## Begin

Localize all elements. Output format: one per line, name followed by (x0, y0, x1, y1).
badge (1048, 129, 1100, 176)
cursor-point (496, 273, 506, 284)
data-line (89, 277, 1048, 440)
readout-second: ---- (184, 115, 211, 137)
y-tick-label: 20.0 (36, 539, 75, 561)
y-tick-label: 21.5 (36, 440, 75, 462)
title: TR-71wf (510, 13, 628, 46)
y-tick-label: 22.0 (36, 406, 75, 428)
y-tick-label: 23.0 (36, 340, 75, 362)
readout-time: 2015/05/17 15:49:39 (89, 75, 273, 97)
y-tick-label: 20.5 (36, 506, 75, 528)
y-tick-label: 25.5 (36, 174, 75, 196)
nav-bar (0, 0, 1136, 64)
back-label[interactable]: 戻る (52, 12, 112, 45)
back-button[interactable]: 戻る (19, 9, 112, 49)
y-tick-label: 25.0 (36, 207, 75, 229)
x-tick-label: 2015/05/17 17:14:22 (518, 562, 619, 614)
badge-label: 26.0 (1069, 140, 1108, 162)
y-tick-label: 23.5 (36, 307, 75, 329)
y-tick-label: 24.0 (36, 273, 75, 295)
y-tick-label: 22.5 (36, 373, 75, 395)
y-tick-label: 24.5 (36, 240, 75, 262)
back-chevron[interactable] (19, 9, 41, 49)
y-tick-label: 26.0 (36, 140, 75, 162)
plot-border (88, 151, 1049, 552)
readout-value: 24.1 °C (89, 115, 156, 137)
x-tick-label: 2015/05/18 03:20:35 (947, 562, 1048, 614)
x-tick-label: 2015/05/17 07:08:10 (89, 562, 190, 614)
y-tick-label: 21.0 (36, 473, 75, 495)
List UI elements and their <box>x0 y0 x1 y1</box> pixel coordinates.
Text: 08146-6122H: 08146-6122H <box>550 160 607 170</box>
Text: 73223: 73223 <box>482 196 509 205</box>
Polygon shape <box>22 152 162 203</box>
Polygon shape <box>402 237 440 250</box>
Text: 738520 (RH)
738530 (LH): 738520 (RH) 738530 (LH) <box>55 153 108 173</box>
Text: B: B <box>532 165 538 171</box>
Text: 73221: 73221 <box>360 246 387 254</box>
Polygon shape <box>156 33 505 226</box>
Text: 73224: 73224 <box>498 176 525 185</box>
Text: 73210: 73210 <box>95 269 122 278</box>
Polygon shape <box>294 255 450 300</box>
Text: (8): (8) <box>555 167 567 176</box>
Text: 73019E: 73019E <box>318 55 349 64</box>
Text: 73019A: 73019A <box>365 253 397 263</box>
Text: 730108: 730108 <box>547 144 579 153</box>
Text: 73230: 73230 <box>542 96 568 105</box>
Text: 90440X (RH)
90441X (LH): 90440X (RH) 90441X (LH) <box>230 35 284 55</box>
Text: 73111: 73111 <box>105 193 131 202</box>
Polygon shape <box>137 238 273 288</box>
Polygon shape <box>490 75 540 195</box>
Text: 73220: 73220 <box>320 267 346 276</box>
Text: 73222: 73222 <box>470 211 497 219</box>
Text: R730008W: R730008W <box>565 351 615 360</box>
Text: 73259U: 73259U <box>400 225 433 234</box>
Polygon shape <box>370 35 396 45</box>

## End

■ **Short exercise**
Reproduce every line of the records above verbatim, changing nothing.

■ **Worked answer**
Localize all elements. Output format: one per line, name followed by (x0, y0, x1, y1).
badge (1048, 129, 1100, 176)
cursor-point (496, 273, 506, 284)
data-line (89, 277, 1048, 440)
readout-second: ---- (184, 115, 211, 137)
y-tick-label: 20.0 (36, 539, 75, 561)
y-tick-label: 21.5 (36, 440, 75, 462)
title: TR-71wf (510, 13, 628, 46)
y-tick-label: 22.0 (36, 406, 75, 428)
y-tick-label: 23.0 (36, 340, 75, 362)
readout-time: 2015/05/17 15:49:39 (89, 75, 273, 97)
y-tick-label: 20.5 (36, 506, 75, 528)
y-tick-label: 25.5 (36, 174, 75, 196)
nav-bar (0, 0, 1136, 64)
back-label[interactable]: 戻る (52, 12, 112, 45)
back-button[interactable]: 戻る (19, 9, 112, 49)
y-tick-label: 25.0 (36, 207, 75, 229)
x-tick-label: 2015/05/17 17:14:22 (518, 562, 619, 614)
badge-label: 26.0 (1069, 140, 1108, 162)
y-tick-label: 23.5 (36, 307, 75, 329)
y-tick-label: 24.0 (36, 273, 75, 295)
y-tick-label: 22.5 (36, 373, 75, 395)
y-tick-label: 24.5 (36, 240, 75, 262)
back-chevron[interactable] (19, 9, 41, 49)
y-tick-label: 26.0 (36, 140, 75, 162)
plot-border (88, 151, 1049, 552)
readout-value: 24.1 °C (89, 115, 156, 137)
x-tick-label: 2015/05/18 03:20:35 (947, 562, 1048, 614)
x-tick-label: 2015/05/17 07:08:10 (89, 562, 190, 614)
y-tick-label: 21.0 (36, 473, 75, 495)
List UI elements and their <box>x0 y0 x1 y1</box> pixel coordinates.
Text: 08146-6122H: 08146-6122H <box>550 160 607 170</box>
Text: 73223: 73223 <box>482 196 509 205</box>
Polygon shape <box>22 152 162 203</box>
Polygon shape <box>402 237 440 250</box>
Text: 738520 (RH)
738530 (LH): 738520 (RH) 738530 (LH) <box>55 153 108 173</box>
Text: B: B <box>532 165 538 171</box>
Text: 73221: 73221 <box>360 246 387 254</box>
Polygon shape <box>156 33 505 226</box>
Text: 73224: 73224 <box>498 176 525 185</box>
Text: 73210: 73210 <box>95 269 122 278</box>
Polygon shape <box>294 255 450 300</box>
Text: (8): (8) <box>555 167 567 176</box>
Text: 73019E: 73019E <box>318 55 349 64</box>
Text: 73019A: 73019A <box>365 253 397 263</box>
Text: 730108: 730108 <box>547 144 579 153</box>
Text: 73230: 73230 <box>542 96 568 105</box>
Text: 90440X (RH)
90441X (LH): 90440X (RH) 90441X (LH) <box>230 35 284 55</box>
Text: 73111: 73111 <box>105 193 131 202</box>
Polygon shape <box>137 238 273 288</box>
Polygon shape <box>490 75 540 195</box>
Text: 73220: 73220 <box>320 267 346 276</box>
Text: 73222: 73222 <box>470 211 497 219</box>
Text: R730008W: R730008W <box>565 351 615 360</box>
Text: 73259U: 73259U <box>400 225 433 234</box>
Polygon shape <box>370 35 396 45</box>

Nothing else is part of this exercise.